** Start **

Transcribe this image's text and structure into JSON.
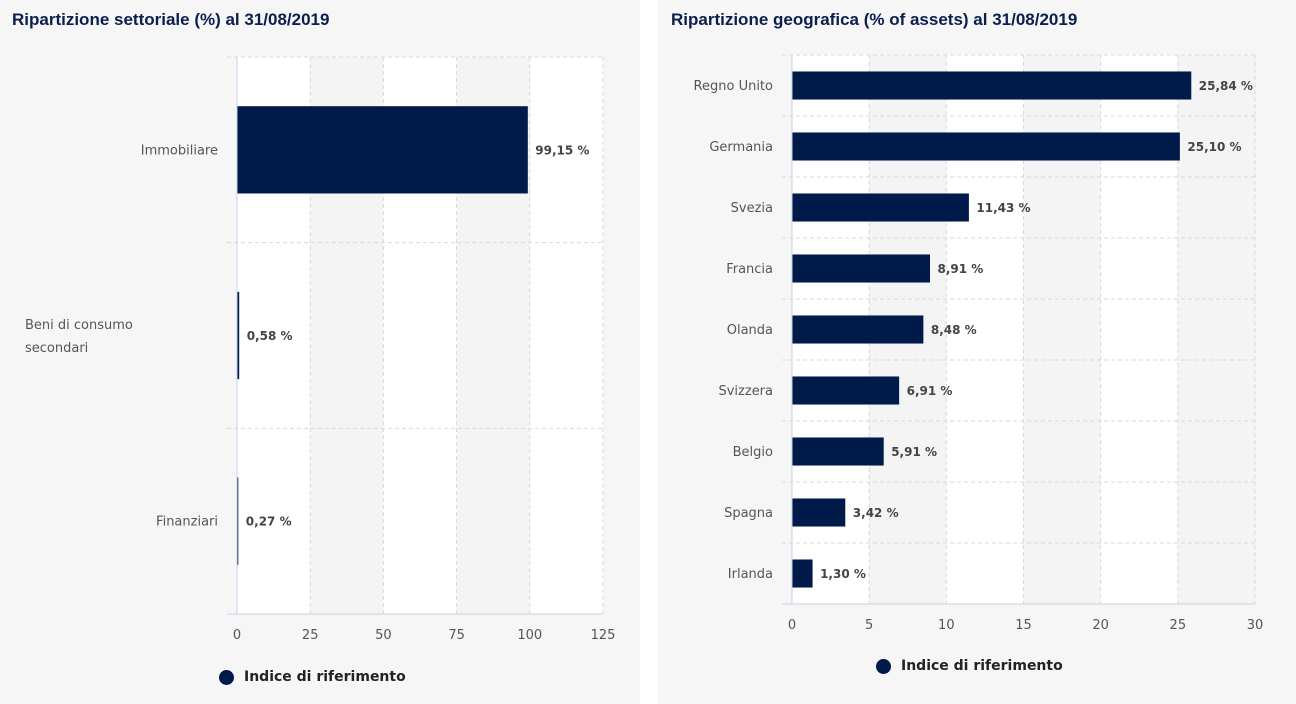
{
  "colors": {
    "bar": "#001a4a",
    "title": "#0a1f4d",
    "band_alt": "#f4f4f4",
    "band": "#ffffff",
    "axis": "#c5d3ea",
    "grid": "#d9d9d9"
  },
  "chart_data": [
    {
      "type": "bar",
      "orientation": "horizontal",
      "title": "Ripartizione settoriale (%) al 31/08/2019",
      "categories": [
        "Immobiliare",
        "Beni di consumo secondari",
        "Finanziari"
      ],
      "category_lines": [
        [
          "Immobiliare"
        ],
        [
          "Beni di consumo",
          "secondari"
        ],
        [
          "Finanziari"
        ]
      ],
      "values": [
        99.15,
        0.58,
        0.27
      ],
      "value_labels": [
        "99,15 %",
        "0,58 %",
        "0,27 %"
      ],
      "xlim": [
        0,
        125
      ],
      "xticks": [
        0,
        25,
        50,
        75,
        100,
        125
      ],
      "xlabel": "",
      "ylabel": "",
      "grid": true,
      "legend": {
        "entries": [
          "Indice di riferimento"
        ],
        "position": "bottom-left"
      }
    },
    {
      "type": "bar",
      "orientation": "horizontal",
      "title": "Ripartizione geografica (% of assets) al 31/08/2019",
      "categories": [
        "Regno Unito",
        "Germania",
        "Svezia",
        "Francia",
        "Olanda",
        "Svizzera",
        "Belgio",
        "Spagna",
        "Irlanda"
      ],
      "category_lines": [
        [
          "Regno Unito"
        ],
        [
          "Germania"
        ],
        [
          "Svezia"
        ],
        [
          "Francia"
        ],
        [
          "Olanda"
        ],
        [
          "Svizzera"
        ],
        [
          "Belgio"
        ],
        [
          "Spagna"
        ],
        [
          "Irlanda"
        ]
      ],
      "values": [
        25.84,
        25.1,
        11.43,
        8.91,
        8.48,
        6.91,
        5.91,
        3.42,
        1.3
      ],
      "value_labels": [
        "25,84 %",
        "25,10 %",
        "11,43 %",
        "8,91 %",
        "8,48 %",
        "6,91 %",
        "5,91 %",
        "3,42 %",
        "1,30 %"
      ],
      "xlim": [
        0,
        30
      ],
      "xticks": [
        0,
        5,
        10,
        15,
        20,
        25,
        30
      ],
      "xlabel": "",
      "ylabel": "",
      "grid": true,
      "legend": {
        "entries": [
          "Indice di riferimento"
        ],
        "position": "bottom-center"
      }
    }
  ]
}
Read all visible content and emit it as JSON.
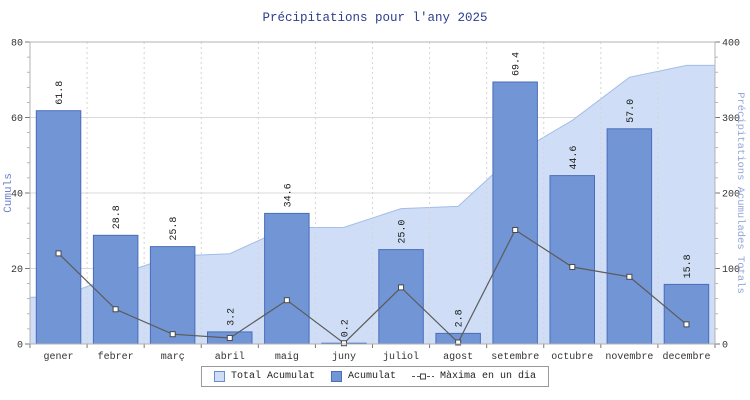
{
  "chart_data": {
    "type": "bar",
    "title": "Précipitations pour l'any 2025",
    "categories": [
      "gener",
      "febrer",
      "març",
      "abril",
      "maig",
      "juny",
      "juliol",
      "agost",
      "setembre",
      "octubre",
      "novembre",
      "decembre"
    ],
    "ylabel_left": "Cumuls",
    "ylabel_right": "Précipitations Acumulades Totals",
    "ylim_left": [
      0,
      80
    ],
    "ylim_right": [
      0,
      400
    ],
    "yticks_left": [
      0,
      20,
      40,
      60,
      80
    ],
    "yticks_right": [
      0,
      100,
      200,
      300,
      400
    ],
    "grid": true,
    "legend_position": "bottom",
    "series": [
      {
        "name": "Total Acumulat",
        "type": "area",
        "axis": "right",
        "values": [
          61.8,
          90.6,
          116.4,
          119.6,
          154.2,
          154.4,
          179.4,
          182.2,
          251.6,
          296.2,
          353.2,
          369.0
        ]
      },
      {
        "name": "Acumulat",
        "type": "bar",
        "axis": "left",
        "data_labels": true,
        "values": [
          61.8,
          28.8,
          25.8,
          3.2,
          34.6,
          0.2,
          25.0,
          2.8,
          69.4,
          44.6,
          57.0,
          15.8
        ]
      },
      {
        "name": "Màxima en un dia",
        "type": "line",
        "axis": "left",
        "values": [
          24.0,
          9.2,
          2.6,
          1.6,
          11.6,
          0.2,
          15.0,
          0.4,
          30.2,
          20.4,
          17.8,
          5.2
        ]
      }
    ],
    "colors": {
      "bar_fill": "#7295d5",
      "bar_stroke": "#4a6db9",
      "area_fill": "#cfdef6",
      "area_stroke": "#a3bde8",
      "line": "#5b5b5b",
      "marker_fill": "#ffffff",
      "marker_stroke": "#4a4a4a",
      "title": "#2d3f8f",
      "axis_label_left": "#6d83cb",
      "axis_label_right": "#93a4da",
      "tick_text": "#333333",
      "grid": "#d9d9d9",
      "grid_vertical": "#d4d4d4",
      "plot_border": "#b3b3b3",
      "bar_label_text": "#1a1a1a"
    }
  }
}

** End **

Exclude every picture and copy the remaining data exactly.

_Answer below_
Transcribe this image's text and structure into JSON.
{
  "colors": {
    "bar": "#001a4a",
    "title": "#0a1f4d",
    "band_alt": "#f4f4f4",
    "band": "#ffffff",
    "axis": "#c5d3ea",
    "grid": "#d9d9d9"
  },
  "chart_data": [
    {
      "type": "bar",
      "orientation": "horizontal",
      "title": "Ripartizione settoriale (%) al 31/08/2019",
      "categories": [
        "Immobiliare",
        "Beni di consumo secondari",
        "Finanziari"
      ],
      "category_lines": [
        [
          "Immobiliare"
        ],
        [
          "Beni di consumo",
          "secondari"
        ],
        [
          "Finanziari"
        ]
      ],
      "values": [
        99.15,
        0.58,
        0.27
      ],
      "value_labels": [
        "99,15 %",
        "0,58 %",
        "0,27 %"
      ],
      "xlim": [
        0,
        125
      ],
      "xticks": [
        0,
        25,
        50,
        75,
        100,
        125
      ],
      "xlabel": "",
      "ylabel": "",
      "grid": true,
      "legend": {
        "entries": [
          "Indice di riferimento"
        ],
        "position": "bottom-left"
      }
    },
    {
      "type": "bar",
      "orientation": "horizontal",
      "title": "Ripartizione geografica (% of assets) al 31/08/2019",
      "categories": [
        "Regno Unito",
        "Germania",
        "Svezia",
        "Francia",
        "Olanda",
        "Svizzera",
        "Belgio",
        "Spagna",
        "Irlanda"
      ],
      "category_lines": [
        [
          "Regno Unito"
        ],
        [
          "Germania"
        ],
        [
          "Svezia"
        ],
        [
          "Francia"
        ],
        [
          "Olanda"
        ],
        [
          "Svizzera"
        ],
        [
          "Belgio"
        ],
        [
          "Spagna"
        ],
        [
          "Irlanda"
        ]
      ],
      "values": [
        25.84,
        25.1,
        11.43,
        8.91,
        8.48,
        6.91,
        5.91,
        3.42,
        1.3
      ],
      "value_labels": [
        "25,84 %",
        "25,10 %",
        "11,43 %",
        "8,91 %",
        "8,48 %",
        "6,91 %",
        "5,91 %",
        "3,42 %",
        "1,30 %"
      ],
      "xlim": [
        0,
        30
      ],
      "xticks": [
        0,
        5,
        10,
        15,
        20,
        25,
        30
      ],
      "xlabel": "",
      "ylabel": "",
      "grid": true,
      "legend": {
        "entries": [
          "Indice di riferimento"
        ],
        "position": "bottom-center"
      }
    }
  ]
}
Read all visible content and emit it as JSON.
{
  "chart_data": {
    "type": "bar",
    "title": "Précipitations pour l'any 2025",
    "categories": [
      "gener",
      "febrer",
      "març",
      "abril",
      "maig",
      "juny",
      "juliol",
      "agost",
      "setembre",
      "octubre",
      "novembre",
      "decembre"
    ],
    "ylabel_left": "Cumuls",
    "ylabel_right": "Précipitations Acumulades Totals",
    "ylim_left": [
      0,
      80
    ],
    "ylim_right": [
      0,
      400
    ],
    "yticks_left": [
      0,
      20,
      40,
      60,
      80
    ],
    "yticks_right": [
      0,
      100,
      200,
      300,
      400
    ],
    "grid": true,
    "legend_position": "bottom",
    "series": [
      {
        "name": "Total Acumulat",
        "type": "area",
        "axis": "right",
        "values": [
          61.8,
          90.6,
          116.4,
          119.6,
          154.2,
          154.4,
          179.4,
          182.2,
          251.6,
          296.2,
          353.2,
          369.0
        ]
      },
      {
        "name": "Acumulat",
        "type": "bar",
        "axis": "left",
        "data_labels": true,
        "values": [
          61.8,
          28.8,
          25.8,
          3.2,
          34.6,
          0.2,
          25.0,
          2.8,
          69.4,
          44.6,
          57.0,
          15.8
        ]
      },
      {
        "name": "Màxima en un dia",
        "type": "line",
        "axis": "left",
        "values": [
          24.0,
          9.2,
          2.6,
          1.6,
          11.6,
          0.2,
          15.0,
          0.4,
          30.2,
          20.4,
          17.8,
          5.2
        ]
      }
    ],
    "colors": {
      "bar_fill": "#7295d5",
      "bar_stroke": "#4a6db9",
      "area_fill": "#cfdef6",
      "area_stroke": "#a3bde8",
      "line": "#5b5b5b",
      "marker_fill": "#ffffff",
      "marker_stroke": "#4a4a4a",
      "title": "#2d3f8f",
      "axis_label_left": "#6d83cb",
      "axis_label_right": "#93a4da",
      "tick_text": "#333333",
      "grid": "#d9d9d9",
      "grid_vertical": "#d4d4d4",
      "plot_border": "#b3b3b3",
      "bar_label_text": "#1a1a1a"
    }
  }
}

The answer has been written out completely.